Viewing: Photo | Street View

Opened as the Brockton East Twin Cinema, part of the Jerry Lewis Cinemas franchise. The theatre closed at some point in 1998, but was re-opened as the Crescent Cinema, which operated until at least 2000. It has since been reopened as the Iglesia de Jesus el Camino house of worship. Any additional information would be greatly appreciated.

Contributed by D. Brenson/br91975

Recent comments (view all 4 comments)

sarahp713
sarahp713 on September 30, 2008 at 8:14 am

This theater was open in the year 2000 under the name Crescent Cinema. It was owned by CMCI, a subsidiary of the larger Boston Concessions Group. I was the general manager of the theater for a short time. I know that a couple of companies had owned the theater prior to BCG, none of which had any success. Shortly after I left, BCG sold the theater.
-Sarah Peter

MovieMatty
MovieMatty on November 11, 2008 at 8:57 am

Thank you, Sarah Peter. Crescent Cinema was I believe this theatre’s second (and last) lease on life, after the Brockton East Cinema as we know it closed in 1998.

The cinema opened as the Brockton East Twin Cinema (can’t say exactly when as I was too young – but from my memory it goes back to at least 1979, where I saw the Chuck Norris classic A Force Of One there with childhood pals). It was largely a second-run cinema through much of its life, but did occasionally show a first-run film now and again. And not just B-movie stuff; Disney, Universal and Columbia would sometimes book a first-run feature there. I should clarify at this point however that when BCG ran Crescent theatres, it was exclusively first-run.
----
■ Things to do:
A – According to the Brockton cinema page, what house of worship now uses the building?
B – Decide whether each statement agrees with the Brockton cinema page, answering yes or no and quoting the words that decide it: (i) The theater closed in 1998. (ii) The Crescent Cinema was owned directly by the Boston Concessions Group. (iii) When BCG ran Crescent theatres, they showed only first-run films.
The records aren't needed for the work on the Brockton cinema page.
----
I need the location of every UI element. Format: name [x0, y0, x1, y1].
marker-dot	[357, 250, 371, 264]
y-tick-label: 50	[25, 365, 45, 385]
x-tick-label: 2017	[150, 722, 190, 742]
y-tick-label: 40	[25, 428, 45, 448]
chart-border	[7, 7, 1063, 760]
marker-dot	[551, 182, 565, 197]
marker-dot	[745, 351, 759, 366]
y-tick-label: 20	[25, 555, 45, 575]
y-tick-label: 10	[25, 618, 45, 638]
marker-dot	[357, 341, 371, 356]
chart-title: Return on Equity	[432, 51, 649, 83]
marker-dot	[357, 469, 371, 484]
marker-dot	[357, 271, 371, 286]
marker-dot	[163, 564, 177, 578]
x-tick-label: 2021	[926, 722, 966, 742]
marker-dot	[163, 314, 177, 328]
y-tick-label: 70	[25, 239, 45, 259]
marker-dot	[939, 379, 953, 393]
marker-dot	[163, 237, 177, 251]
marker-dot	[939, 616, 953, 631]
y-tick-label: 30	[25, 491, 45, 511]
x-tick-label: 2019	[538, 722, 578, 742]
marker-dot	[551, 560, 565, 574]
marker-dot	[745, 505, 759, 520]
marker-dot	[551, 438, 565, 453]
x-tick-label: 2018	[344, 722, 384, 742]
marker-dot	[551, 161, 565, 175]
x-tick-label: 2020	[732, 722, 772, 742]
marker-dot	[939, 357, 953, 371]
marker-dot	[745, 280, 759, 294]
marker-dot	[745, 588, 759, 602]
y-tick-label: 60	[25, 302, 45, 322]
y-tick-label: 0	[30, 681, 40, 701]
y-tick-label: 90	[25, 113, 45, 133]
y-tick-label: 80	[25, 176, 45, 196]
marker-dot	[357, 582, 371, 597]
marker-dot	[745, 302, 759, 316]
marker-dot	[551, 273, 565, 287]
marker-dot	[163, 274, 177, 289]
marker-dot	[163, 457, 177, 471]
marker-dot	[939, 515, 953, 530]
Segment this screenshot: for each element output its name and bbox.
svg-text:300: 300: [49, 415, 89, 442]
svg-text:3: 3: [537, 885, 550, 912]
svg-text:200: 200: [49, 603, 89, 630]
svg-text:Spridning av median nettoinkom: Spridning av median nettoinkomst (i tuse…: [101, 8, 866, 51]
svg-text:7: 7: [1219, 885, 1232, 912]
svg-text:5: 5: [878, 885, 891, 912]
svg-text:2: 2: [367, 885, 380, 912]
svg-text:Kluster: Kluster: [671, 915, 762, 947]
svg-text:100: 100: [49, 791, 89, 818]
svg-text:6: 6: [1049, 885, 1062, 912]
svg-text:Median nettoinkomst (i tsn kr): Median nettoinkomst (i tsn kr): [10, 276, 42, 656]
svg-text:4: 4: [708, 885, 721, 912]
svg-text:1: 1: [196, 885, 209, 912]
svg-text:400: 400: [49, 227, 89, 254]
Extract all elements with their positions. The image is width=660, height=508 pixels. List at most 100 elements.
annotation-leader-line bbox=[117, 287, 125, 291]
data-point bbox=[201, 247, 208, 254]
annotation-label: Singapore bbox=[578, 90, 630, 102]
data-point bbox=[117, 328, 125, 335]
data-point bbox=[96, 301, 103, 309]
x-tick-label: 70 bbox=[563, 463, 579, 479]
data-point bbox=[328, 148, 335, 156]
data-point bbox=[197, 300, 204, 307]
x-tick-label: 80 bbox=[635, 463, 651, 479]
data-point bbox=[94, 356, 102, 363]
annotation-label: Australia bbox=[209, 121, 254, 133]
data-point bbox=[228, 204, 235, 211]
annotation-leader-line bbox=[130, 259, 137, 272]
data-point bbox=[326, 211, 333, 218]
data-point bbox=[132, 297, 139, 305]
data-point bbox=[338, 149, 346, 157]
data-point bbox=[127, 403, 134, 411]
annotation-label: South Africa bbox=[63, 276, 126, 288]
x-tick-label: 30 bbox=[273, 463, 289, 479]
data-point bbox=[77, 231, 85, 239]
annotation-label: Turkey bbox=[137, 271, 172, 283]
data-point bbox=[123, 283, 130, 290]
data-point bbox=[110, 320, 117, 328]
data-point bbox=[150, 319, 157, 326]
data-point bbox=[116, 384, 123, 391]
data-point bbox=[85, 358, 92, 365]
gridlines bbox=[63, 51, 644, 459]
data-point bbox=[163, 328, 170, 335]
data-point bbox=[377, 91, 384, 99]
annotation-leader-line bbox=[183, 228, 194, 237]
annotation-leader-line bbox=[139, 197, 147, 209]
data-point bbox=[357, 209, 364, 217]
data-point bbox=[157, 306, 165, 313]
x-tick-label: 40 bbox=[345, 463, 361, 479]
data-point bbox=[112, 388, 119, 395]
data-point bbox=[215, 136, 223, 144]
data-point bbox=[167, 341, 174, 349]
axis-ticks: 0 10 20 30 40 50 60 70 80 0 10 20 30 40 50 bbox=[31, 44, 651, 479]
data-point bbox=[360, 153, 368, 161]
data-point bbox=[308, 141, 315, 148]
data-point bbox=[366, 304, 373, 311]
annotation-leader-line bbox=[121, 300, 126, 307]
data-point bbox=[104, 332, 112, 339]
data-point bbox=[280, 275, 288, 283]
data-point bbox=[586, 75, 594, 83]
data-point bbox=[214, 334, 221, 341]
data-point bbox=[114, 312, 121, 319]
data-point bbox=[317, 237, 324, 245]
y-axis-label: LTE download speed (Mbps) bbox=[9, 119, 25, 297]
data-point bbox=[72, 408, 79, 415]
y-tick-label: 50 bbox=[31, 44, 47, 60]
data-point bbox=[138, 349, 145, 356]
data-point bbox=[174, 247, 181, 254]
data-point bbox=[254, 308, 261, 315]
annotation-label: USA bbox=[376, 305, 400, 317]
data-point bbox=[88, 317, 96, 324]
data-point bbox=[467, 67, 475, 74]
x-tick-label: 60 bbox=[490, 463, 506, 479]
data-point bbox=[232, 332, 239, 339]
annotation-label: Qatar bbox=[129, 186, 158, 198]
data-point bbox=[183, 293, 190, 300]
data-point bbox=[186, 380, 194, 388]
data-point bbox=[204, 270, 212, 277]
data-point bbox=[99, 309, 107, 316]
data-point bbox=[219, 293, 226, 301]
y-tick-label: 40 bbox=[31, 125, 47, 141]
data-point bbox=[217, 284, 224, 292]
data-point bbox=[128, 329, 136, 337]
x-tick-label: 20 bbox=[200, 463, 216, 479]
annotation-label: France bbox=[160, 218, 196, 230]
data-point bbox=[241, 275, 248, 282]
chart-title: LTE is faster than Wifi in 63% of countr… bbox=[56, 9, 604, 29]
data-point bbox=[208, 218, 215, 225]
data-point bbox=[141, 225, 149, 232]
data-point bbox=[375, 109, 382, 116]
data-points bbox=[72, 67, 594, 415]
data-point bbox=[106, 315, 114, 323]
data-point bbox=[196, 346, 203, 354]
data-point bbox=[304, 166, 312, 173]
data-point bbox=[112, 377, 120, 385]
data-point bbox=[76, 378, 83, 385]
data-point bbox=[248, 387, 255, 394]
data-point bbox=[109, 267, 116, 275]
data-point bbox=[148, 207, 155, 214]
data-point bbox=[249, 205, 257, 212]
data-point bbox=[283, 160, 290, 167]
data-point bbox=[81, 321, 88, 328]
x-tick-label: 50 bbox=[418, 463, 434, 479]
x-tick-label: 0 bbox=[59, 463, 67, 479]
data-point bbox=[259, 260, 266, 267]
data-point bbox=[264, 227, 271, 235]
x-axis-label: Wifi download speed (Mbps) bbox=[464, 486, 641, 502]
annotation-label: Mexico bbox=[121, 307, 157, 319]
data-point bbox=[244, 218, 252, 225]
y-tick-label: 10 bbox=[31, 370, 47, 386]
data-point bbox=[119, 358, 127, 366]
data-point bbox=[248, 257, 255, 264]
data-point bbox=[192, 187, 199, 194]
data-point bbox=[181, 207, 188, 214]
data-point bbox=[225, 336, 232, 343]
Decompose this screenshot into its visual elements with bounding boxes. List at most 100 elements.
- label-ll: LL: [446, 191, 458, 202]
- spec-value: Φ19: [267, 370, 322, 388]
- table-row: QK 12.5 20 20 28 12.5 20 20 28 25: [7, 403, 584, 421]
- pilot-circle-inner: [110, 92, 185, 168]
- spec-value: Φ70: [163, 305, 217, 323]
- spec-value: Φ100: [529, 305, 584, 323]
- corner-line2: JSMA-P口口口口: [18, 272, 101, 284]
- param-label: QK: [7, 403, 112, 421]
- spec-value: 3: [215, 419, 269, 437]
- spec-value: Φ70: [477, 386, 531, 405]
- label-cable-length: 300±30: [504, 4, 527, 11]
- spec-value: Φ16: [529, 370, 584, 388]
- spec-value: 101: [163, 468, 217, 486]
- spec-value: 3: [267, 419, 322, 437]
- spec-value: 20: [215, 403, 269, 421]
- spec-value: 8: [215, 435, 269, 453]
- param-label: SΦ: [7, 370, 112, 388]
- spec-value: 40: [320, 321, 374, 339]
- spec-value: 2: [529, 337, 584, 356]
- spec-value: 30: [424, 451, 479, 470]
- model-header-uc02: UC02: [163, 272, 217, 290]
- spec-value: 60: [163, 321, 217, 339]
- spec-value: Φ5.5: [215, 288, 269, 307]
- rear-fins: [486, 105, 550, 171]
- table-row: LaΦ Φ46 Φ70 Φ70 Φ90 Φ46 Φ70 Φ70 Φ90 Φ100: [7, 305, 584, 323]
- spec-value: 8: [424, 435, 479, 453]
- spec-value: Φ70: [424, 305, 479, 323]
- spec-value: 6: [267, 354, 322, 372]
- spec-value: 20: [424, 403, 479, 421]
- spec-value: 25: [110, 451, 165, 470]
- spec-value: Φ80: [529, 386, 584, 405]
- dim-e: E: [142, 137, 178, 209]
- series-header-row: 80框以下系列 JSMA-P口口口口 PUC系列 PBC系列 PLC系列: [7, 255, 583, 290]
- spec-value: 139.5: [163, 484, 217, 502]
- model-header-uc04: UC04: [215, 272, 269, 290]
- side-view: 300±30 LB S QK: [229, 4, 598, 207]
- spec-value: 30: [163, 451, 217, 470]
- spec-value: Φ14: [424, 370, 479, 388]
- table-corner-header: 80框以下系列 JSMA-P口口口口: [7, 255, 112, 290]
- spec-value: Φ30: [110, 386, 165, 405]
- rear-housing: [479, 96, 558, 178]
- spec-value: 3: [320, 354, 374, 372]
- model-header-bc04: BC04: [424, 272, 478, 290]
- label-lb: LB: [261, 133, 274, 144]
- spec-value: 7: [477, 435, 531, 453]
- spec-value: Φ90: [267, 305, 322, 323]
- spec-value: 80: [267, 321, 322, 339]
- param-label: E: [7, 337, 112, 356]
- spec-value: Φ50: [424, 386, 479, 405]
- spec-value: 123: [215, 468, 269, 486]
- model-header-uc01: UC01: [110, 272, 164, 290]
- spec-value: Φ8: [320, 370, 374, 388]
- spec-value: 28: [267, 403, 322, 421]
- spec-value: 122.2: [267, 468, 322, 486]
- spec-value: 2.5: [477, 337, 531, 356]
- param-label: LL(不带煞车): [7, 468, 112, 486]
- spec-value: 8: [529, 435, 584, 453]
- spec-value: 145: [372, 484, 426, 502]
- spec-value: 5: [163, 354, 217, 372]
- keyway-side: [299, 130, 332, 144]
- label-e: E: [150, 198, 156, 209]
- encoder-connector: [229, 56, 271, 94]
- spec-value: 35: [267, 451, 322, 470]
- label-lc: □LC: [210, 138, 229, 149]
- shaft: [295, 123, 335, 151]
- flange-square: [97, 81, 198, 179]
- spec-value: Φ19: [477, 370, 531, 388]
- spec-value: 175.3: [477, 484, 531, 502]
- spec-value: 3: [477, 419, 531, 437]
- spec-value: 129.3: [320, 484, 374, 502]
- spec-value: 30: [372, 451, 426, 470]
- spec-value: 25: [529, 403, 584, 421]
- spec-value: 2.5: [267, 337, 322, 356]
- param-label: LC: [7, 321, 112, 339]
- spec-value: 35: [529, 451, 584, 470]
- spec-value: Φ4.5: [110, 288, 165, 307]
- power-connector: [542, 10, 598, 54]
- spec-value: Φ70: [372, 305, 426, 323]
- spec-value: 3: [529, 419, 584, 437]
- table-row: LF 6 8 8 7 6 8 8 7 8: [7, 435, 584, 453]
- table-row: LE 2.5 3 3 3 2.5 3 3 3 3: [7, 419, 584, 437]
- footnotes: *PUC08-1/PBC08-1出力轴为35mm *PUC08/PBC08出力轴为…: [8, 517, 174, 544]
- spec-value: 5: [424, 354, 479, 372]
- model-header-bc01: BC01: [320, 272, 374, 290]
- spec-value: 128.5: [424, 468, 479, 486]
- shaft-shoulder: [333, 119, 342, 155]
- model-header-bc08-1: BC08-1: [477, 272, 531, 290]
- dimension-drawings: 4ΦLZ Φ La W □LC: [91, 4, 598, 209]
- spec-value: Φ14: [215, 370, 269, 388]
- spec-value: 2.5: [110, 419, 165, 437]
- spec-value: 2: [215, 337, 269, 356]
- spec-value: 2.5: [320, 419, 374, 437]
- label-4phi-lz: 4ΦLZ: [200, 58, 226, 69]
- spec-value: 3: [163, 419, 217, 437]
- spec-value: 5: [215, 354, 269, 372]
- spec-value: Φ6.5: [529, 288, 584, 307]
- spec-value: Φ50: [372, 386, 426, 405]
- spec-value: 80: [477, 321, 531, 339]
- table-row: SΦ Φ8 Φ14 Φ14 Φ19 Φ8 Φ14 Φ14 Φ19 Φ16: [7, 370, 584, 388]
----
■ Answers per task:
A – The Iglesia de Jesus el Camino.

B –
(i) Yes: "The theatre closed at some point in 1998"
(ii) No: "It was owned by CMCI, a subsidiary of the larger Boston Concessions Group."
(iii) Yes: "when BCG ran Crescent theatres, it was exclusively first-run."